[Excerpts from a figure dataset]
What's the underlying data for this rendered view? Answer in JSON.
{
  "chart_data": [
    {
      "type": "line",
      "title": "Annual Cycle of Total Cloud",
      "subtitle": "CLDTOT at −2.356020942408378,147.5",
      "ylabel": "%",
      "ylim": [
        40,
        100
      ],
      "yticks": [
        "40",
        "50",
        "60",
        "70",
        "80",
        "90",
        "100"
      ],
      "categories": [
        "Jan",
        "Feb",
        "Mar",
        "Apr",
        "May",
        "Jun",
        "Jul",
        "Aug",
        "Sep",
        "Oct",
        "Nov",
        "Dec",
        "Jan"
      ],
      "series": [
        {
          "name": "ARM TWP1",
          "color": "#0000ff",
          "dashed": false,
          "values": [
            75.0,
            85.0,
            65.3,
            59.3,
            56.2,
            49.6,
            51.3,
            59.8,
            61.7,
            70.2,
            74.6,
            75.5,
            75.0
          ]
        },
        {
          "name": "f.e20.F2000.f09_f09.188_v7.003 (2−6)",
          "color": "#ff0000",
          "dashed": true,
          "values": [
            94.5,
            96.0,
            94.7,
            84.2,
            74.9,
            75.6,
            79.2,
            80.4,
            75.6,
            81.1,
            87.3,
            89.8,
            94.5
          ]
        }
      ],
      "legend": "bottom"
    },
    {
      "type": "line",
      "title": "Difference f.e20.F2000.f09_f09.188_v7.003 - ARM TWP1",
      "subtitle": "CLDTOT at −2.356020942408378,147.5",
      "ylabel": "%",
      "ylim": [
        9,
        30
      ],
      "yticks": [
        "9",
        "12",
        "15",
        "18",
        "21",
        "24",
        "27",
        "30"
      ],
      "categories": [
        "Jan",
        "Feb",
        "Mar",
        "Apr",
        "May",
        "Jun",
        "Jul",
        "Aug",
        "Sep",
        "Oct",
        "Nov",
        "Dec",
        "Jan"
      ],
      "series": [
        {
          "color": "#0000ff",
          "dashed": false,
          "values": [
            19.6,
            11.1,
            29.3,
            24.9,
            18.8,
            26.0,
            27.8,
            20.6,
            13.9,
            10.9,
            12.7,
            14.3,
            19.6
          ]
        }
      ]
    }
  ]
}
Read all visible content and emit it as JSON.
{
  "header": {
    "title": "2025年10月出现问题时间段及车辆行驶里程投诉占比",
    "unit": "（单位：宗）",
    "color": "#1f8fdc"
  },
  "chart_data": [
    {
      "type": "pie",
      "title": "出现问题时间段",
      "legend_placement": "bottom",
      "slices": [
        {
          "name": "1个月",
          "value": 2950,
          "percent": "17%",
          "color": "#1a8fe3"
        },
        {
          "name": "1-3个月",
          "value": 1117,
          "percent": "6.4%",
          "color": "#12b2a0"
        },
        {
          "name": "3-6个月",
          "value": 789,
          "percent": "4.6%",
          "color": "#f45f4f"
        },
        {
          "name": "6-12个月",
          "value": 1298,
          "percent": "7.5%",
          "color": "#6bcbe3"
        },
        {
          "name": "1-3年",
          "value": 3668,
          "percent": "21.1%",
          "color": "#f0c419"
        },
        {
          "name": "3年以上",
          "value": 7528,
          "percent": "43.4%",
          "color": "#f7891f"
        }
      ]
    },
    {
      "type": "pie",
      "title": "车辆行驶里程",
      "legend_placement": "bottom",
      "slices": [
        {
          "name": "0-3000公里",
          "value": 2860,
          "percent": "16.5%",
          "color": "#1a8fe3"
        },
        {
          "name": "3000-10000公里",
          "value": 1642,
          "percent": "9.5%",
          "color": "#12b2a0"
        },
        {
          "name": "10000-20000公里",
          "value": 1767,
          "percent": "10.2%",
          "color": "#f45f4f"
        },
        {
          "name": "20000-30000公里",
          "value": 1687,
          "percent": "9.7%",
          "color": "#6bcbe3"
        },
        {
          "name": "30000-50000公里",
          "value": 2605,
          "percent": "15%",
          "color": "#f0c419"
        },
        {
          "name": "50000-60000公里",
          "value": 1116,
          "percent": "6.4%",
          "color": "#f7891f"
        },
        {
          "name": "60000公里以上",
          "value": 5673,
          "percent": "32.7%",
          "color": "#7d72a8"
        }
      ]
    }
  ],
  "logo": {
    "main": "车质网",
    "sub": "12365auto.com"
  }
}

(Exercise brief) Print all of the entries exactly as they appear.

(Written solution)
What's the underlying data for this rendered view? Answer in JSON.
{
  "chart_data": [
    {
      "type": "line",
      "title": "Annual Cycle of Total Cloud",
      "subtitle": "CLDTOT at −2.356020942408378,147.5",
      "ylabel": "%",
      "ylim": [
        40,
        100
      ],
      "yticks": [
        "40",
        "50",
        "60",
        "70",
        "80",
        "90",
        "100"
      ],
      "categories": [
        "Jan",
        "Feb",
        "Mar",
        "Apr",
        "May",
        "Jun",
        "Jul",
        "Aug",
        "Sep",
        "Oct",
        "Nov",
        "Dec",
        "Jan"
      ],
      "series": [
        {
          "name": "ARM TWP1",
          "color": "#0000ff",
          "dashed": false,
          "values": [
            75.0,
            85.0,
            65.3,
            59.3,
            56.2,
            49.6,
            51.3,
            59.8,
            61.7,
            70.2,
            74.6,
            75.5,
            75.0
          ]
        },
        {
          "name": "f.e20.F2000.f09_f09.188_v7.003 (2−6)",
          "color": "#ff0000",
          "dashed": true,
          "values": [
            94.5,
            96.0,
            94.7,
            84.2,
            74.9,
            75.6,
            79.2,
            80.4,
            75.6,
            81.1,
            87.3,
            89.8,
            94.5
          ]
        }
      ],
      "legend": "bottom"
    },
    {
      "type": "line",
      "title": "Difference f.e20.F2000.f09_f09.188_v7.003 - ARM TWP1",
      "subtitle": "CLDTOT at −2.356020942408378,147.5",
      "ylabel": "%",
      "ylim": [
        9,
        30
      ],
      "yticks": [
        "9",
        "12",
        "15",
        "18",
        "21",
        "24",
        "27",
        "30"
      ],
      "categories": [
        "Jan",
        "Feb",
        "Mar",
        "Apr",
        "May",
        "Jun",
        "Jul",
        "Aug",
        "Sep",
        "Oct",
        "Nov",
        "Dec",
        "Jan"
      ],
      "series": [
        {
          "color": "#0000ff",
          "dashed": false,
          "values": [
            19.6,
            11.1,
            29.3,
            24.9,
            18.8,
            26.0,
            27.8,
            20.6,
            13.9,
            10.9,
            12.7,
            14.3,
            19.6
          ]
        }
      ]
    }
  ]
}
Read all visible content and emit it as JSON.
{
  "header": {
    "title": "2025年10月出现问题时间段及车辆行驶里程投诉占比",
    "unit": "（单位：宗）",
    "color": "#1f8fdc"
  },
  "chart_data": [
    {
      "type": "pie",
      "title": "出现问题时间段",
      "legend_placement": "bottom",
      "slices": [
        {
          "name": "1个月",
          "value": 2950,
          "percent": "17%",
          "color": "#1a8fe3"
        },
        {
          "name": "1-3个月",
          "value": 1117,
          "percent": "6.4%",
          "color": "#12b2a0"
        },
        {
          "name": "3-6个月",
          "value": 789,
          "percent": "4.6%",
          "color": "#f45f4f"
        },
        {
          "name": "6-12个月",
          "value": 1298,
          "percent": "7.5%",
          "color": "#6bcbe3"
        },
        {
          "name": "1-3年",
          "value": 3668,
          "percent": "21.1%",
          "color": "#f0c419"
        },
        {
          "name": "3年以上",
          "value": 7528,
          "percent": "43.4%",
          "color": "#f7891f"
        }
      ]
    },
    {
      "type": "pie",
      "title": "车辆行驶里程",
      "legend_placement": "bottom",
      "slices": [
        {
          "name": "0-3000公里",
          "value": 2860,
          "percent": "16.5%",
          "color": "#1a8fe3"
        },
        {
          "name": "3000-10000公里",
          "value": 1642,
          "percent": "9.5%",
          "color": "#12b2a0"
        },
        {
          "name": "10000-20000公里",
          "value": 1767,
          "percent": "10.2%",
          "color": "#f45f4f"
        },
        {
          "name": "20000-30000公里",
          "value": 1687,
          "percent": "9.7%",
          "color": "#6bcbe3"
        },
        {
          "name": "30000-50000公里",
          "value": 2605,
          "percent": "15%",
          "color": "#f0c419"
        },
        {
          "name": "50000-60000公里",
          "value": 1116,
          "percent": "6.4%",
          "color": "#f7891f"
        },
        {
          "name": "60000公里以上",
          "value": 5673,
          "percent": "32.7%",
          "color": "#7d72a8"
        }
      ]
    }
  ],
  "logo": {
    "main": "车质网",
    "sub": "12365auto.com"
  }
}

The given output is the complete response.